_WHAT YOU ARE ASKED TO DO_
Restate the records in their entirety, word for word.
====== GIVEN DATA
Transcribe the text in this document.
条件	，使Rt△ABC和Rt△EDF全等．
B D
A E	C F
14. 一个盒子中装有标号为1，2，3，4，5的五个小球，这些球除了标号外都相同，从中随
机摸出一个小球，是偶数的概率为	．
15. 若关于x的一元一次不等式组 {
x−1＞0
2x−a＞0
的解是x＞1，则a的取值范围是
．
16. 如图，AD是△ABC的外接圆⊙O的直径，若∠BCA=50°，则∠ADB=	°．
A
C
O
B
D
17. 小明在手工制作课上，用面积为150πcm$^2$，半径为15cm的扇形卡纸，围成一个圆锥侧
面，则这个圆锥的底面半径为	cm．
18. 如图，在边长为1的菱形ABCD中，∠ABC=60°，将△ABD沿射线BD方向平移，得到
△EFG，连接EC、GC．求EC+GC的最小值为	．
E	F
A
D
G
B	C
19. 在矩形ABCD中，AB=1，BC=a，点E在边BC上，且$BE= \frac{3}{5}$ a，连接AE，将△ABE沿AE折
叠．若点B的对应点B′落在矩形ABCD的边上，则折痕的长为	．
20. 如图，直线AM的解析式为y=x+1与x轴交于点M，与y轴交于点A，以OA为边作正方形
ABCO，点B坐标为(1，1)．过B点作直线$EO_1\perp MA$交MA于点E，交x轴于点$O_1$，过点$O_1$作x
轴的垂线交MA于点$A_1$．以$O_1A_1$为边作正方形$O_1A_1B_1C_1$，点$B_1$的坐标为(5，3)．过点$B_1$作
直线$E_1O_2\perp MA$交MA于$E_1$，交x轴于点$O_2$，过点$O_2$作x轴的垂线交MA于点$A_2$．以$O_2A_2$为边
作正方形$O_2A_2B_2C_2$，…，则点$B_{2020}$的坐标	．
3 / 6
============
_WRITTEN RESPONSE_
Transcribe the text in this document.
条件	，使Rt△ABC和Rt△EDF全等．
B D
A E	C F
14. 一个盒子中装有标号为1，2，3，4，5的五个小球，这些球除了标号外都相同，从中随
机摸出一个小球，是偶数的概率为	．
15. 若关于x的一元一次不等式组 {
x−1＞0
2x−a＞0
的解是x＞1，则a的取值范围是
．
16. 如图，AD是△ABC的外接圆⊙O的直径，若∠BCA=50°，则∠ADB=	°．
A
C
O
B
D
17. 小明在手工制作课上，用面积为150πcm$^2$，半径为15cm的扇形卡纸，围成一个圆锥侧
面，则这个圆锥的底面半径为	cm．
18. 如图，在边长为1的菱形ABCD中，∠ABC=60°，将△ABD沿射线BD方向平移，得到
△EFG，连接EC、GC．求EC+GC的最小值为	．
E	F
A
D
G
B	C
19. 在矩形ABCD中，AB=1，BC=a，点E在边BC上，且$BE= \frac{3}{5}$ a，连接AE，将△ABE沿AE折
叠．若点B的对应点B′落在矩形ABCD的边上，则折痕的长为	．
20. 如图，直线AM的解析式为y=x+1与x轴交于点M，与y轴交于点A，以OA为边作正方形
ABCO，点B坐标为(1，1)．过B点作直线$EO_1\perp MA$交MA于点E，交x轴于点$O_1$，过点$O_1$作x
轴的垂线交MA于点$A_1$．以$O_1A_1$为边作正方形$O_1A_1B_1C_1$，点$B_1$的坐标为(5，3)．过点$B_1$作
直线$E_1O_2\perp MA$交MA于$E_1$，交x轴于点$O_2$，过点$O_2$作x轴的垂线交MA于点$A_2$．以$O_2A_2$为边
作正方形$O_2A_2B_2C_2$，…，则点$B_{2020}$的坐标	．
3 / 6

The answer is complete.